● What to produce
Using the data below, copy every line that contains the word "this".

Rows from a figure dataset:
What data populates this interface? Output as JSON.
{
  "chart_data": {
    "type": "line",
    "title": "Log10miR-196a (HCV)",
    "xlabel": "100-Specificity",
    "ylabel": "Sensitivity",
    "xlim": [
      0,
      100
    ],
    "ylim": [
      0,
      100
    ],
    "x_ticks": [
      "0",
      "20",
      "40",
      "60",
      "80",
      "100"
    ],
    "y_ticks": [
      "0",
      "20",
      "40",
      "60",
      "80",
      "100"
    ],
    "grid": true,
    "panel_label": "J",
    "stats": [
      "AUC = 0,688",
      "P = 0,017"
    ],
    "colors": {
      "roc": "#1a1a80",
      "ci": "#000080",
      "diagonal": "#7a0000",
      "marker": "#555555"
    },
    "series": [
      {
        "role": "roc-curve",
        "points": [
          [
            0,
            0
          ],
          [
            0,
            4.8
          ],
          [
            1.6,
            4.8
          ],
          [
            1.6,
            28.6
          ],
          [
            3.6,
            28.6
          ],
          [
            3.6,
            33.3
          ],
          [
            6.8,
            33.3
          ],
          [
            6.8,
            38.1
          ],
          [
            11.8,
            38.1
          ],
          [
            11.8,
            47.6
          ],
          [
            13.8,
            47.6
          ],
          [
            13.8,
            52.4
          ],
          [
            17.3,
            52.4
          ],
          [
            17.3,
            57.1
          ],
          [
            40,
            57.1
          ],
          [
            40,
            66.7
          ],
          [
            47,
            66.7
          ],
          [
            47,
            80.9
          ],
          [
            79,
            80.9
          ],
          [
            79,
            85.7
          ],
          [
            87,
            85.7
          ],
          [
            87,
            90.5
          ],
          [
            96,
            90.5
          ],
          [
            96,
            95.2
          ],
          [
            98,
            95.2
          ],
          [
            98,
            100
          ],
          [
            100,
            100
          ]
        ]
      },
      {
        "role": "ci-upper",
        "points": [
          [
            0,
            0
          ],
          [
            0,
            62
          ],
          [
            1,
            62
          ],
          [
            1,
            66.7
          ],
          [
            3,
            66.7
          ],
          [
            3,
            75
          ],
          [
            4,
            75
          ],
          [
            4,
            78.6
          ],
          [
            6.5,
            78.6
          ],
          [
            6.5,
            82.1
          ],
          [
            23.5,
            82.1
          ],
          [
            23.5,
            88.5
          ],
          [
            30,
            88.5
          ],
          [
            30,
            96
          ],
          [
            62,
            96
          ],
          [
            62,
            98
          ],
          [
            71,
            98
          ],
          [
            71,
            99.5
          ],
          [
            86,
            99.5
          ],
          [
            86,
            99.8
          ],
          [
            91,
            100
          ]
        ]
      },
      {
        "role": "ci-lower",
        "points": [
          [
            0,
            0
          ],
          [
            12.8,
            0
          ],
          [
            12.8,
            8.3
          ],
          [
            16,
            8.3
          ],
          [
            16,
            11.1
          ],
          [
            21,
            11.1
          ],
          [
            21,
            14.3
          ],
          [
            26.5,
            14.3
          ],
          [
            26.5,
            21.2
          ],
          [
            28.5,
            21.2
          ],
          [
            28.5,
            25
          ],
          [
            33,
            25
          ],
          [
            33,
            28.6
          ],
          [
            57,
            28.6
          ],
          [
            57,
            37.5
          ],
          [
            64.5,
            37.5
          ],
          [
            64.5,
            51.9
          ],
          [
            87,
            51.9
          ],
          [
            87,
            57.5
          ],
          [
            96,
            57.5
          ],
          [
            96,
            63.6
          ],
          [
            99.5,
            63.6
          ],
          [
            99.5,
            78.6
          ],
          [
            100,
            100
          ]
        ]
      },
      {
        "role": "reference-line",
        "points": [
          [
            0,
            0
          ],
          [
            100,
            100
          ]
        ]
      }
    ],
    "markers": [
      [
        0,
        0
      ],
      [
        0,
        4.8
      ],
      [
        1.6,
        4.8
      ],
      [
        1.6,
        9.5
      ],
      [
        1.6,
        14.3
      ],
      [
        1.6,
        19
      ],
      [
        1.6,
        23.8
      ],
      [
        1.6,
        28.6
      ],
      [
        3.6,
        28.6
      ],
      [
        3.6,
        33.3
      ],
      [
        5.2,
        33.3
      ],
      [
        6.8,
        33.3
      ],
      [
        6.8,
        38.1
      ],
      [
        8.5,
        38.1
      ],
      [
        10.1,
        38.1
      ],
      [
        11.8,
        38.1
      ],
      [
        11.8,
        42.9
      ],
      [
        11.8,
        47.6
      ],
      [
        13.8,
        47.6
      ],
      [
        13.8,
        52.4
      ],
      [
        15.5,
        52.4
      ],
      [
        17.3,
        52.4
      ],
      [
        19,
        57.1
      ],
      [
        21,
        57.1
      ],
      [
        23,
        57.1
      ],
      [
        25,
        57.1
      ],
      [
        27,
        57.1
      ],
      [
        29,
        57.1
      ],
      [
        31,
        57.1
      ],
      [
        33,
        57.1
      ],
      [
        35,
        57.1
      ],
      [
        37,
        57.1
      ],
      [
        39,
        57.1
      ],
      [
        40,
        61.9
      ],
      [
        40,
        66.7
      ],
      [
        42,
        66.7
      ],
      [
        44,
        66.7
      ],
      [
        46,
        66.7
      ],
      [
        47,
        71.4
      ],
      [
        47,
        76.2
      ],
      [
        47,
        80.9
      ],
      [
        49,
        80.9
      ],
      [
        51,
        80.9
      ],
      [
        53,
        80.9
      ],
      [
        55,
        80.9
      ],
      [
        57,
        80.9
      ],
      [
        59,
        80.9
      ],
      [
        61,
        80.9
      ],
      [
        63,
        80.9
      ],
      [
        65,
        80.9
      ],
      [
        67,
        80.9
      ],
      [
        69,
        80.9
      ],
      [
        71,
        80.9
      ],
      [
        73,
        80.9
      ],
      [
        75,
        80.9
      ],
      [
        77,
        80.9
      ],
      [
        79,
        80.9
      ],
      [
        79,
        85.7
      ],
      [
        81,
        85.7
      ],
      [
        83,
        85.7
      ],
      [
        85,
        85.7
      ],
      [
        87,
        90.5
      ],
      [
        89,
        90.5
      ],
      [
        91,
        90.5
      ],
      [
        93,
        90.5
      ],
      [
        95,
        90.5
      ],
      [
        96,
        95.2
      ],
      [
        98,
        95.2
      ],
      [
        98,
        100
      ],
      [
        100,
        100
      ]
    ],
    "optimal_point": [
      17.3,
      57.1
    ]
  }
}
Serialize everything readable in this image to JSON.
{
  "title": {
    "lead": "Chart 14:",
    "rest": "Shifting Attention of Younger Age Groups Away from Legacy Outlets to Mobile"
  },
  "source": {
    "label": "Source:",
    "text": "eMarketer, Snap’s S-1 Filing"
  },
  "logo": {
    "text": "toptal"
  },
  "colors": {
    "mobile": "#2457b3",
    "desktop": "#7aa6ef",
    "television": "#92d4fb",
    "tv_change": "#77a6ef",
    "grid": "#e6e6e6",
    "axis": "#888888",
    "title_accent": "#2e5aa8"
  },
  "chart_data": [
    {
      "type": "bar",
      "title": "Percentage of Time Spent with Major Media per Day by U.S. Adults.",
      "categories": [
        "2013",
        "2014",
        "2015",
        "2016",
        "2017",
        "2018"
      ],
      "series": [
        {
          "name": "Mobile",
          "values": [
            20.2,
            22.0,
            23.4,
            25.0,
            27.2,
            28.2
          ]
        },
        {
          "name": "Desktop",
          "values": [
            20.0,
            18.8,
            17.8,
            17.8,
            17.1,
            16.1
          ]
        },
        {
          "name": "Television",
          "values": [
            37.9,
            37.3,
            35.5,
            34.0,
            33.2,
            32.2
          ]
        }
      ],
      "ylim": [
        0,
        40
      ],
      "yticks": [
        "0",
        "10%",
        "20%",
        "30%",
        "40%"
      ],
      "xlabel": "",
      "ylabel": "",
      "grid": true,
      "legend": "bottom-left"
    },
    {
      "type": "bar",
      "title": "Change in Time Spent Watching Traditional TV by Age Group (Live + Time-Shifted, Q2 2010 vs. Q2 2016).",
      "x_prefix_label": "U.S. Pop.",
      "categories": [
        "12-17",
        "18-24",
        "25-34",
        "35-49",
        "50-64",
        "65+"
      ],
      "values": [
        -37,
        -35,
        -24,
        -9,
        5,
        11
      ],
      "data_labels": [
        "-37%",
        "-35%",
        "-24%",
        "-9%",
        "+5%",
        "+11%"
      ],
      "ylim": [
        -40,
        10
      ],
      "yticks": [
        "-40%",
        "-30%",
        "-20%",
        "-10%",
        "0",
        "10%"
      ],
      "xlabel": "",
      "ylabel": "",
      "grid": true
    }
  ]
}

● Exercise solution
What data populates this interface? Output as JSON.
Serialize everything readable in this image to JSON.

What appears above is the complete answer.